• SHORT PROBLEM
All records should be reproduced verbatim.

• DATA FOR THE TASK
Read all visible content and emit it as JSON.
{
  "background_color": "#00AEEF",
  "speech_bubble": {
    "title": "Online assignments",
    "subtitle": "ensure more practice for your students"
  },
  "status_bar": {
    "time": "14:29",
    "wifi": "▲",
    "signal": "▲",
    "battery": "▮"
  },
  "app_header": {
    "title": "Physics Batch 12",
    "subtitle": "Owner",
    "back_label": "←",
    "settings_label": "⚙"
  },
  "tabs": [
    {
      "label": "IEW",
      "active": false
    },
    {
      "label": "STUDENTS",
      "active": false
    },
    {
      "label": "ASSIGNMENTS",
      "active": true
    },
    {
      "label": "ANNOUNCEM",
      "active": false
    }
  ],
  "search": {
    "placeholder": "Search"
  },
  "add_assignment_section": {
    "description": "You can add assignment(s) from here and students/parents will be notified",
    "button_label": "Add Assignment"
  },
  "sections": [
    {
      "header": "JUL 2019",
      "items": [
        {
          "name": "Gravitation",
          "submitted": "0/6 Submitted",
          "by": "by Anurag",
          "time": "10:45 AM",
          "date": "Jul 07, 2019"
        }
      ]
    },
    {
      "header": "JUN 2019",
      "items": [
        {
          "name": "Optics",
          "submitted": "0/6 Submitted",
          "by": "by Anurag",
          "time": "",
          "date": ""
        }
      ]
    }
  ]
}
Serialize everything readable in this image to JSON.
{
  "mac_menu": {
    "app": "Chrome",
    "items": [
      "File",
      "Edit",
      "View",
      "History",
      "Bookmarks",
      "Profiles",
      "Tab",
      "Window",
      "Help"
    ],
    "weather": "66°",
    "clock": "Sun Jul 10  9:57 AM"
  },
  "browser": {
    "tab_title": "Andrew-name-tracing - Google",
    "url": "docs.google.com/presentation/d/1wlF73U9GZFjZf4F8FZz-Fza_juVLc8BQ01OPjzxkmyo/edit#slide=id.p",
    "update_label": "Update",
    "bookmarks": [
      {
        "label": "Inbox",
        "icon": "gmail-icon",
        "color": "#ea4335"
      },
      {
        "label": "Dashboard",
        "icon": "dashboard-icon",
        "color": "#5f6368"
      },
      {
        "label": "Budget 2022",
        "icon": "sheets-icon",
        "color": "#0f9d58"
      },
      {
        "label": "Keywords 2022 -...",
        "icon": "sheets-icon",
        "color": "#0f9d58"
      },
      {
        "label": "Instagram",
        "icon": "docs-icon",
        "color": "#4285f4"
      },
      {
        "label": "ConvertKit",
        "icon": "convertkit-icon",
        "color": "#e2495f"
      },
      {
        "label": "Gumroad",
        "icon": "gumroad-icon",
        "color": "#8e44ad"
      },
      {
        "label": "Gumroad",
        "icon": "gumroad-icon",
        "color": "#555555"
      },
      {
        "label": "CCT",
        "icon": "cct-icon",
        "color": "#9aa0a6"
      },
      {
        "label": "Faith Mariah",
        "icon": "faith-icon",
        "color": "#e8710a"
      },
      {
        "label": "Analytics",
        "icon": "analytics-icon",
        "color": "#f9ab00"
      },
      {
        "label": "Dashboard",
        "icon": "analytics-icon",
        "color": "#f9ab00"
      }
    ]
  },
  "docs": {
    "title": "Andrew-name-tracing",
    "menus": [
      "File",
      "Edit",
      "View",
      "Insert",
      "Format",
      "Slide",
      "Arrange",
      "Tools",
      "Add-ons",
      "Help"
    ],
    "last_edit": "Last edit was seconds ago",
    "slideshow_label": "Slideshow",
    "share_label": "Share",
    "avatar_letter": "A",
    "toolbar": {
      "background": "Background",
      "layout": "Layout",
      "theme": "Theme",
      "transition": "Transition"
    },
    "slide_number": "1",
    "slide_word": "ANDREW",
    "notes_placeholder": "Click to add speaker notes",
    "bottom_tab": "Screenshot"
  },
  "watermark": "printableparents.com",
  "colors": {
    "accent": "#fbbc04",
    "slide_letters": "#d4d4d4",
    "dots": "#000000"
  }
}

• FINISHED ANSWER
Read all visible content and emit it as JSON.
{
  "background_color": "#00AEEF",
  "speech_bubble": {
    "title": "Online assignments",
    "subtitle": "ensure more practice for your students"
  },
  "status_bar": {
    "time": "14:29",
    "wifi": "▲",
    "signal": "▲",
    "battery": "▮"
  },
  "app_header": {
    "title": "Physics Batch 12",
    "subtitle": "Owner",
    "back_label": "←",
    "settings_label": "⚙"
  },
  "tabs": [
    {
      "label": "IEW",
      "active": false
    },
    {
      "label": "STUDENTS",
      "active": false
    },
    {
      "label": "ASSIGNMENTS",
      "active": true
    },
    {
      "label": "ANNOUNCEM",
      "active": false
    }
  ],
  "search": {
    "placeholder": "Search"
  },
  "add_assignment_section": {
    "description": "You can add assignment(s) from here and students/parents will be notified",
    "button_label": "Add Assignment"
  },
  "sections": [
    {
      "header": "JUL 2019",
      "items": [
        {
          "name": "Gravitation",
          "submitted": "0/6 Submitted",
          "by": "by Anurag",
          "time": "10:45 AM",
          "date": "Jul 07, 2019"
        }
      ]
    },
    {
      "header": "JUN 2019",
      "items": [
        {
          "name": "Optics",
          "submitted": "0/6 Submitted",
          "by": "by Anurag",
          "time": "",
          "date": ""
        }
      ]
    }
  ]
}
Serialize everything readable in this image to JSON.
{
  "mac_menu": {
    "app": "Chrome",
    "items": [
      "File",
      "Edit",
      "View",
      "History",
      "Bookmarks",
      "Profiles",
      "Tab",
      "Window",
      "Help"
    ],
    "weather": "66°",
    "clock": "Sun Jul 10  9:57 AM"
  },
  "browser": {
    "tab_title": "Andrew-name-tracing - Google",
    "url": "docs.google.com/presentation/d/1wlF73U9GZFjZf4F8FZz-Fza_juVLc8BQ01OPjzxkmyo/edit#slide=id.p",
    "update_label": "Update",
    "bookmarks": [
      {
        "label": "Inbox",
        "icon": "gmail-icon",
        "color": "#ea4335"
      },
      {
        "label": "Dashboard",
        "icon": "dashboard-icon",
        "color": "#5f6368"
      },
      {
        "label": "Budget 2022",
        "icon": "sheets-icon",
        "color": "#0f9d58"
      },
      {
        "label": "Keywords 2022 -...",
        "icon": "sheets-icon",
        "color": "#0f9d58"
      },
      {
        "label": "Instagram",
        "icon": "docs-icon",
        "color": "#4285f4"
      },
      {
        "label": "ConvertKit",
        "icon": "convertkit-icon",
        "color": "#e2495f"
      },
      {
        "label": "Gumroad",
        "icon": "gumroad-icon",
        "color": "#8e44ad"
      },
      {
        "label": "Gumroad",
        "icon": "gumroad-icon",
        "color": "#555555"
      },
      {
        "label": "CCT",
        "icon": "cct-icon",
        "color": "#9aa0a6"
      },
      {
        "label": "Faith Mariah",
        "icon": "faith-icon",
        "color": "#e8710a"
      },
      {
        "label": "Analytics",
        "icon": "analytics-icon",
        "color": "#f9ab00"
      },
      {
        "label": "Dashboard",
        "icon": "analytics-icon",
        "color": "#f9ab00"
      }
    ]
  },
  "docs": {
    "title": "Andrew-name-tracing",
    "menus": [
      "File",
      "Edit",
      "View",
      "Insert",
      "Format",
      "Slide",
      "Arrange",
      "Tools",
      "Add-ons",
      "Help"
    ],
    "last_edit": "Last edit was seconds ago",
    "slideshow_label": "Slideshow",
    "share_label": "Share",
    "avatar_letter": "A",
    "toolbar": {
      "background": "Background",
      "layout": "Layout",
      "theme": "Theme",
      "transition": "Transition"
    },
    "slide_number": "1",
    "slide_word": "ANDREW",
    "notes_placeholder": "Click to add speaker notes",
    "bottom_tab": "Screenshot"
  },
  "watermark": "printableparents.com",
  "colors": {
    "accent": "#fbbc04",
    "slide_letters": "#d4d4d4",
    "dots": "#000000"
  }
}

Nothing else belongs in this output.